[Exercise input]
↓↓↓
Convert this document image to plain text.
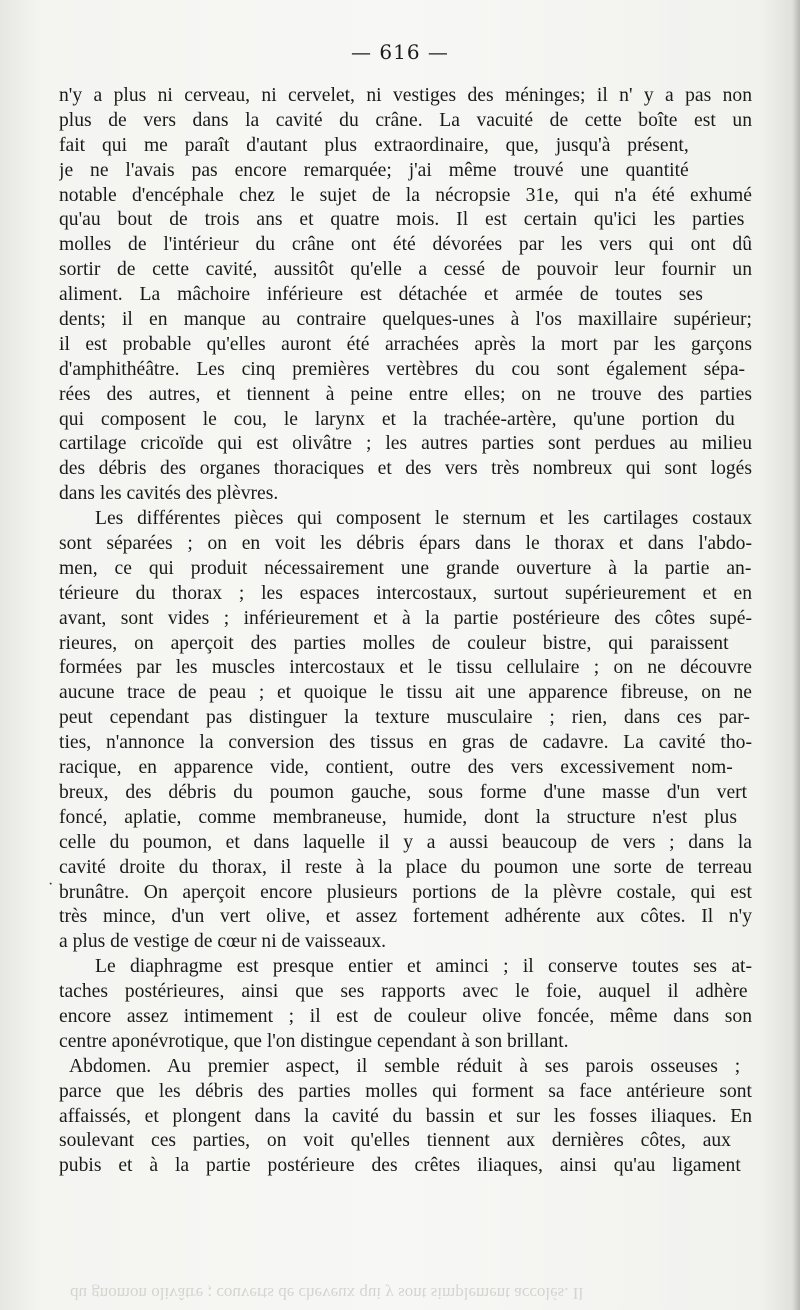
— 616 —
n'y a plus ni cerveau, ni cervelet, ni vestiges des méninges; il n' y a pas non
plus de vers dans la cavité du crâne. La vacuité de cette boîte est un
fait qui me paraît d'autant plus extraordinaire, que, jusqu'à présent,
je ne l'avais pas encore remarquée; j'ai même trouvé une quantité
notable d'encéphale chez le sujet de la nécropsie 31e, qui n'a été exhumé
qu'au bout de trois ans et quatre mois. Il est certain qu'ici les parties
molles de l'intérieur du crâne ont été dévorées par les vers qui ont dû
sortir de cette cavité, aussitôt qu'elle a cessé de pouvoir leur fournir un
aliment. La mâchoire inférieure est détachée et armée de toutes ses
dents; il en manque au contraire quelques-unes à l'os maxillaire supérieur;
il est probable qu'elles auront été arrachées après la mort par les garçons
d'amphithéâtre. Les cinq premières vertèbres du cou sont également sépa-
rées des autres, et tiennent à peine entre elles; on ne trouve des parties
qui composent le cou, le larynx et la trachée-artère, qu'une portion du
cartilage cricoïde qui est olivâtre ; les autres parties sont perdues au milieu
des débris des organes thoraciques et des vers très nombreux qui sont logés
dans les cavités des plèvres.
Les différentes pièces qui composent le sternum et les cartilages costaux
sont séparées ; on en voit les débris épars dans le thorax et dans l'abdo-
men, ce qui produit nécessairement une grande ouverture à la partie an-
térieure du thorax ; les espaces intercostaux, surtout supérieurement et en
avant, sont vides ; inférieurement et à la partie postérieure des côtes supé-
rieures, on aperçoit des parties molles de couleur bistre, qui paraissent
formées par les muscles intercostaux et le tissu cellulaire ; on ne découvre
aucune trace de peau ; et quoique le tissu ait une apparence fibreuse, on ne
peut cependant pas distinguer la texture musculaire ; rien, dans ces par-
ties, n'annonce la conversion des tissus en gras de cadavre. La cavité tho-
racique, en apparence vide, contient, outre des vers excessivement nom-
breux, des débris du poumon gauche, sous forme d'une masse d'un vert
foncé, aplatie, comme membraneuse, humide, dont la structure n'est plus
celle du poumon, et dans laquelle il y a aussi beaucoup de vers ; dans la
cavité droite du thorax, il reste à la place du poumon une sorte de terreau
brunâtre. On aperçoit encore plusieurs portions de la plèvre costale, qui est
très mince, d'un vert olive, et assez fortement adhérente aux côtes. Il n'y
a plus de vestige de cœur ni de vaisseaux.
Le diaphragme est presque entier et aminci ; il conserve toutes ses at-
taches postérieures, ainsi que ses rapports avec le foie, auquel il adhère
encore assez intimement ; il est de couleur olive foncée, même dans son
centre aponévrotique, que l'on distingue cependant à son brillant.
Abdomen. Au premier aspect, il semble réduit à ses parois osseuses ;
parce que les débris des parties molles qui forment sa face antérieure sont
affaissés, et plongent dans la cavité du bassin et sur les fosses iliaques. En
soulevant ces parties, on voit qu'elles tiennent aux dernières côtes, aux
pubis et à la partie postérieure des crêtes iliaques, ainsi qu'au ligament
·
du gnomon olivâtre ; couverts de cheveux qui y sont simplement accolés. Il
↑↑↑
[Directive] In the records above, locate every line with the string "couleur" and copy it.

[Task response]
rieures, on aperçoit des parties molles de couleur bistre, qui paraissent
encore assez intimement ; il est de couleur olive foncée, même dans son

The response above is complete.